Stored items
★ ★ ★

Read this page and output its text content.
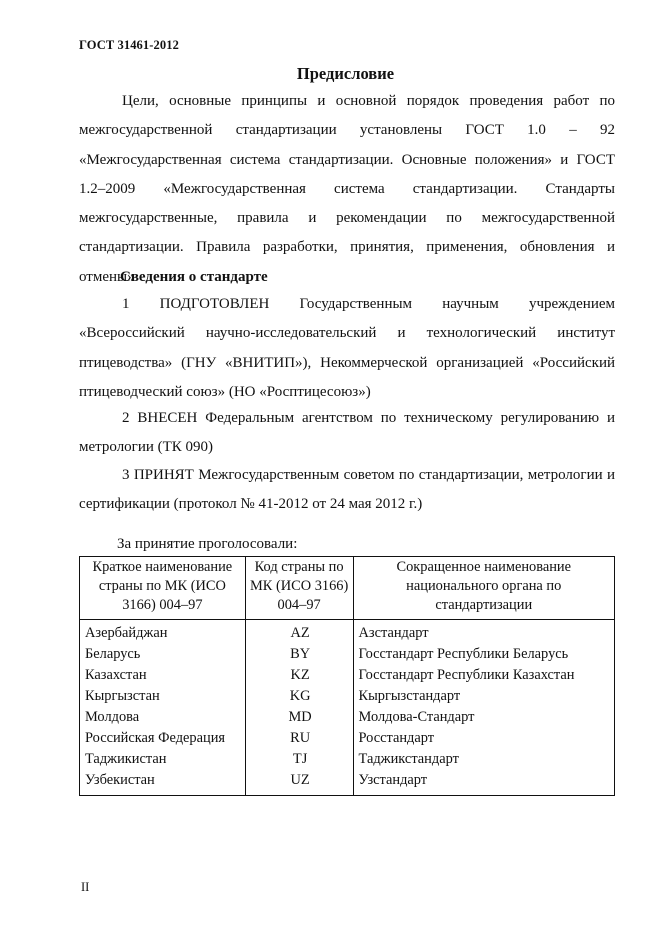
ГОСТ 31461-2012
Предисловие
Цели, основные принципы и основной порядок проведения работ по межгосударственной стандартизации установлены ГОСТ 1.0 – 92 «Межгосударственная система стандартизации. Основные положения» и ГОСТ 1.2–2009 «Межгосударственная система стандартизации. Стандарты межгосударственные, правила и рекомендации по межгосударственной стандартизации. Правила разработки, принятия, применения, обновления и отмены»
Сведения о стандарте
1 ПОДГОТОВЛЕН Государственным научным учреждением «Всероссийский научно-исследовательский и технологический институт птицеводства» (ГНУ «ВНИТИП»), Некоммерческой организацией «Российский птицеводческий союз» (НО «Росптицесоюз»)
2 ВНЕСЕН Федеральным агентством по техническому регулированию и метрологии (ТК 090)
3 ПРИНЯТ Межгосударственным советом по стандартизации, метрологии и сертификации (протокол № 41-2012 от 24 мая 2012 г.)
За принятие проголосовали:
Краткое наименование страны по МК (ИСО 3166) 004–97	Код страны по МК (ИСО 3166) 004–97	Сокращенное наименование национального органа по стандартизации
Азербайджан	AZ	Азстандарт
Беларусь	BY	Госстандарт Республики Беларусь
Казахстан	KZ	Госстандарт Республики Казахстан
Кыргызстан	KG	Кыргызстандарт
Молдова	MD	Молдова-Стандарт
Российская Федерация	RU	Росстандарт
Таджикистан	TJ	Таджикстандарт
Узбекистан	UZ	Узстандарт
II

★ ★ ★

== What needs to be done ==
Retype all the records shown above, character for character. Omit every picture.

== Answer to this task ==
Read this page and output its text content.
ГОСТ 31461-2012
Предисловие
Цели, основные принципы и основной порядок проведения работ по межгосударственной стандартизации установлены ГОСТ 1.0 – 92 «Межгосударственная система стандартизации. Основные положения» и ГОСТ 1.2–2009 «Межгосударственная система стандартизации. Стандарты межгосударственные, правила и рекомендации по межгосударственной стандартизации. Правила разработки, принятия, применения, обновления и отмены»
Сведения о стандарте
1 ПОДГОТОВЛЕН Государственным научным учреждением «Всероссийский научно-исследовательский и технологический институт птицеводства» (ГНУ «ВНИТИП»), Некоммерческой организацией «Российский птицеводческий союз» (НО «Росптицесоюз»)
2 ВНЕСЕН Федеральным агентством по техническому регулированию и метрологии (ТК 090)
3 ПРИНЯТ Межгосударственным советом по стандартизации, метрологии и сертификации (протокол № 41-2012 от 24 мая 2012 г.)
За принятие проголосовали:
Краткое наименование страны по МК (ИСО 3166) 004–97	Код страны по МК (ИСО 3166) 004–97	Сокращенное наименование национального органа по стандартизации
Азербайджан	AZ	Азстандарт
Беларусь	BY	Госстандарт Республики Беларусь
Казахстан	KZ	Госстандарт Республики Казахстан
Кыргызстан	KG	Кыргызстандарт
Молдова	MD	Молдова-Стандарт
Российская Федерация	RU	Росстандарт
Таджикистан	TJ	Таджикстандарт
Узбекистан	UZ	Узстандарт
II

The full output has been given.